What is required: Each line in the entries that has the word "Graphic" has to be copied.

Excerpted records:
- Opening Delimiter -
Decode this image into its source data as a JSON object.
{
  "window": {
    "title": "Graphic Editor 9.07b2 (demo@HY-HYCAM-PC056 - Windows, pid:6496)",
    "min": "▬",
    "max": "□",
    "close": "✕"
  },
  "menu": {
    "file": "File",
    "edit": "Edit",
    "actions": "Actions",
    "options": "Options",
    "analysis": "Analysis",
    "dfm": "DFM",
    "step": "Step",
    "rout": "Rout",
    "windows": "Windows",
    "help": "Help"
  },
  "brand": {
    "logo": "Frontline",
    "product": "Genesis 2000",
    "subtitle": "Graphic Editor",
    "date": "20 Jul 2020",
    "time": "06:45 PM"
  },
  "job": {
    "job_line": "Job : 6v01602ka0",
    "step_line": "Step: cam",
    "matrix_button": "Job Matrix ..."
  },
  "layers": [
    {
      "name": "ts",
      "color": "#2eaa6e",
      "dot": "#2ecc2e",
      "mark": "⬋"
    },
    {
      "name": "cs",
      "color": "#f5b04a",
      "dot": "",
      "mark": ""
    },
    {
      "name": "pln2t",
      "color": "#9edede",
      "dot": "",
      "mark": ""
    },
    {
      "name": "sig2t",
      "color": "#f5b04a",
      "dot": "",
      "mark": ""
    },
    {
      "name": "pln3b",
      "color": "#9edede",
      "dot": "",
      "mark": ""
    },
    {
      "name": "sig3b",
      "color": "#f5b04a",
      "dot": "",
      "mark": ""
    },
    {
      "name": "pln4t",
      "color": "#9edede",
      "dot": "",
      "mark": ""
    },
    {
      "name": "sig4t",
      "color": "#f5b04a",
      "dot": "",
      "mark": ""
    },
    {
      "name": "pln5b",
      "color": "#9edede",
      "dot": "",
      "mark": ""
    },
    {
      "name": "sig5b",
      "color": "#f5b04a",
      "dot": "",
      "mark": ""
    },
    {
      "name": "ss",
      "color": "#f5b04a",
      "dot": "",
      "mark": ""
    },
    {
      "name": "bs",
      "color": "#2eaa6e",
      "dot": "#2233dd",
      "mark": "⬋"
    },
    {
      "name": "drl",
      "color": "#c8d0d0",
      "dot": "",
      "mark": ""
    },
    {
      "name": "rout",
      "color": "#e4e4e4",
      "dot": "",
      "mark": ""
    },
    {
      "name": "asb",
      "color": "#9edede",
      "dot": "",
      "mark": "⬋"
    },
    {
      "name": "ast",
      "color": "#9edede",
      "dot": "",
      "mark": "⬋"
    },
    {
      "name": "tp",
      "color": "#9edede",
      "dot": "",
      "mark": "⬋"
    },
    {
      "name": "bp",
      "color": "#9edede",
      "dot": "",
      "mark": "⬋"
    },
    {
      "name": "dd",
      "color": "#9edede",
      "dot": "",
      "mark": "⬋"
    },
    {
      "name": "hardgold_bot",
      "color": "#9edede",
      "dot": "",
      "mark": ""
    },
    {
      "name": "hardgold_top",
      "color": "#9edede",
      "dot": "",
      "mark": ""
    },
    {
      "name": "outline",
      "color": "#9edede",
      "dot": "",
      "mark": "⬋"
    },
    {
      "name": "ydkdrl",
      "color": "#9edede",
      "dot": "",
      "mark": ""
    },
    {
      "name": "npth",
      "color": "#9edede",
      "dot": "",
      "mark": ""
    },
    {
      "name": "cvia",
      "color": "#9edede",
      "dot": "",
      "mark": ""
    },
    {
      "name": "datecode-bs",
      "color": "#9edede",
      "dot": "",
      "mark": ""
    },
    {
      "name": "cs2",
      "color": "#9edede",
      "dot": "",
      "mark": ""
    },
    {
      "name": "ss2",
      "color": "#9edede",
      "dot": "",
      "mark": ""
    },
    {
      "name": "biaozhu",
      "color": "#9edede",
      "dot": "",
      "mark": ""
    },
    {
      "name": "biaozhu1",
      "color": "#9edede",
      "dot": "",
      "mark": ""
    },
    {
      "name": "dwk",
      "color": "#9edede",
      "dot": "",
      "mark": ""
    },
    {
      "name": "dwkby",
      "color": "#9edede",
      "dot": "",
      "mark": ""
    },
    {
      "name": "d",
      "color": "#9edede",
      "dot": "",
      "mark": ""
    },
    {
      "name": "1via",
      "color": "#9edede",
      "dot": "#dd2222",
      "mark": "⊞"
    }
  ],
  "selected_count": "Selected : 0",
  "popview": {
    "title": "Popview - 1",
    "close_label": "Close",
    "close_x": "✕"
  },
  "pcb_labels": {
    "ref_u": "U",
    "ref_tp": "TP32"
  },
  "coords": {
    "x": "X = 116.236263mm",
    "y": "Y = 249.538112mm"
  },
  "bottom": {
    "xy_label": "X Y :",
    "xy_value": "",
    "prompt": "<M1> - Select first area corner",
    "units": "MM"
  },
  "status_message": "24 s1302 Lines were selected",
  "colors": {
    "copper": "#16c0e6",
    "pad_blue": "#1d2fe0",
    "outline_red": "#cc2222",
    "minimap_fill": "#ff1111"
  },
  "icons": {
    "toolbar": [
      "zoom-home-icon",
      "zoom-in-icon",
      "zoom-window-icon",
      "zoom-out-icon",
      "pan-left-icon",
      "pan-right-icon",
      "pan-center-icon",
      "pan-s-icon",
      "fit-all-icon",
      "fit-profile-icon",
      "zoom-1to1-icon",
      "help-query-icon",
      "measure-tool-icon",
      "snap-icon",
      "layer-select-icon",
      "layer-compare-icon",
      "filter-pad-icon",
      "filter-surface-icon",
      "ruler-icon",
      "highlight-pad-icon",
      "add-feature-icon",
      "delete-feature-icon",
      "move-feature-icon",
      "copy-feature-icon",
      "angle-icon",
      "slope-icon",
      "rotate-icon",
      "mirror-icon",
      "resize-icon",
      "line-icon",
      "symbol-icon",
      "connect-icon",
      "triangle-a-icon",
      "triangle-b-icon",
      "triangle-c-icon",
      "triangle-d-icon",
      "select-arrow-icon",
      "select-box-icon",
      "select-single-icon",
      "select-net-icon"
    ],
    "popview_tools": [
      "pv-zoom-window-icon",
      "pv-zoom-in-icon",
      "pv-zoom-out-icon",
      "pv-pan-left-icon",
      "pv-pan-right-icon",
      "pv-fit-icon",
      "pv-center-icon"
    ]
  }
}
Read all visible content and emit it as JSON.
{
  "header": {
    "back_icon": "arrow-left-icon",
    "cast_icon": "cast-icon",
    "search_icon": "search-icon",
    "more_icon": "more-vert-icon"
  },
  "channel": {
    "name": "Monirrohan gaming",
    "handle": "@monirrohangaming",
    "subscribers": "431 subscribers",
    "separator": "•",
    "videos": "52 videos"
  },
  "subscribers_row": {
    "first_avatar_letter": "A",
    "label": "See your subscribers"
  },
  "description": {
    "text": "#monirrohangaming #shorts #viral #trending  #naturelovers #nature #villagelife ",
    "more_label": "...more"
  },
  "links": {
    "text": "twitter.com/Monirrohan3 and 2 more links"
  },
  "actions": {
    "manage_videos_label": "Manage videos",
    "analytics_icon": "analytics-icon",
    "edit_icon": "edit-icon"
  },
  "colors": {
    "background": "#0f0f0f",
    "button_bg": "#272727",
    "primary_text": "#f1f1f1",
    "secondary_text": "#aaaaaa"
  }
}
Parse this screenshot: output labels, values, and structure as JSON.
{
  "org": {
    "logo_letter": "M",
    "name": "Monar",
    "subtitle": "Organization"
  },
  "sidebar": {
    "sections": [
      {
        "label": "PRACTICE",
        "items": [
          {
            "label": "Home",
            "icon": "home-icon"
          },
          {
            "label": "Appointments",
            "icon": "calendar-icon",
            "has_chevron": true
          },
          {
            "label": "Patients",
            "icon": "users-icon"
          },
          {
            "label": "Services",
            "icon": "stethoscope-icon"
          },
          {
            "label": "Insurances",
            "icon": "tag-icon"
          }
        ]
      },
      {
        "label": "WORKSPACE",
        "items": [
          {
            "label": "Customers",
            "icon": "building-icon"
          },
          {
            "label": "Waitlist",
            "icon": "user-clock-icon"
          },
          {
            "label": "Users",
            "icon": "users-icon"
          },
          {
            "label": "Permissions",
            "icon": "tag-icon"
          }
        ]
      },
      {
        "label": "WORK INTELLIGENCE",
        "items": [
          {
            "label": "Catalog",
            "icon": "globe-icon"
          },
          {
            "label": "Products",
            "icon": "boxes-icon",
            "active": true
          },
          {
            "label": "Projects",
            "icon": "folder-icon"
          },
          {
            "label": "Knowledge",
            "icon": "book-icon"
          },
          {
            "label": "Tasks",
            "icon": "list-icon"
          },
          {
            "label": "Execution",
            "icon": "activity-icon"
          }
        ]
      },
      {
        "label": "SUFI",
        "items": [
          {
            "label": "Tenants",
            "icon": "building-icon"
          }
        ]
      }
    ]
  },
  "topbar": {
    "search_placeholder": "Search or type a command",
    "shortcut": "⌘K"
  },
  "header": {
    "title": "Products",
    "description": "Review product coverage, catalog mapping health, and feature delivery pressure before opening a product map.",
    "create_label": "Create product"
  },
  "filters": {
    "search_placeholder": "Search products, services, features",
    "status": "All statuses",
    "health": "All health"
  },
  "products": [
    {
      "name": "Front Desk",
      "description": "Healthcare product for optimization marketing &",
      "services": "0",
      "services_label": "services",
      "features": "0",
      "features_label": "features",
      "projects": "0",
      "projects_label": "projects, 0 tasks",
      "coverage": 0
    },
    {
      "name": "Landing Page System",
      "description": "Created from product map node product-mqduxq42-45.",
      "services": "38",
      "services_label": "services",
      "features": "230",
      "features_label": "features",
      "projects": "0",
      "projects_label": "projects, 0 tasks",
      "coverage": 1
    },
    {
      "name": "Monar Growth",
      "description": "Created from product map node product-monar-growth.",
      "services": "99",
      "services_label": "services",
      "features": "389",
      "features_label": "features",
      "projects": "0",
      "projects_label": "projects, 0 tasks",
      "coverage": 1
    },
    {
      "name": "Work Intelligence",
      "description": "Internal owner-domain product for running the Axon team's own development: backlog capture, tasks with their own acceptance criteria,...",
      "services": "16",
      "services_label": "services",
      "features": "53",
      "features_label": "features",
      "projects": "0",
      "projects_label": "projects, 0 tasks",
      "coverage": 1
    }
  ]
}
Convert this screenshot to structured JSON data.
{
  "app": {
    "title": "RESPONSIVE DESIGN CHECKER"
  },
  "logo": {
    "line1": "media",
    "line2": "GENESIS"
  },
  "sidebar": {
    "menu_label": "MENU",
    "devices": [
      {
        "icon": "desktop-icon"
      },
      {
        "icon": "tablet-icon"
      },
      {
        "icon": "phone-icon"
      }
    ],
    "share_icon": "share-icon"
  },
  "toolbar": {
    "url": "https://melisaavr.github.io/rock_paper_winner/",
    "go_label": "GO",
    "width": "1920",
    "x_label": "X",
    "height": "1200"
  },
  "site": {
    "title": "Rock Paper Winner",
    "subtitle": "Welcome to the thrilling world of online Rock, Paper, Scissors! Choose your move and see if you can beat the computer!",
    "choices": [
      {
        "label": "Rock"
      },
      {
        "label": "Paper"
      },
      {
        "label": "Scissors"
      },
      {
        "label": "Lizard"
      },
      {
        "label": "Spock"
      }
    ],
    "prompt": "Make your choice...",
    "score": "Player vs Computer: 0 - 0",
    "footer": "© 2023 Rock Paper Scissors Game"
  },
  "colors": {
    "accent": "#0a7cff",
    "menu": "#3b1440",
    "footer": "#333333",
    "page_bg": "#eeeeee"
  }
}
- Closing Delimiter -
Response area:
    "title": "Graphic Editor 9.07b2 (demo@HY-HYCAM-PC056 - Windows, pid:6496)",
    "subtitle": "Graphic Editor",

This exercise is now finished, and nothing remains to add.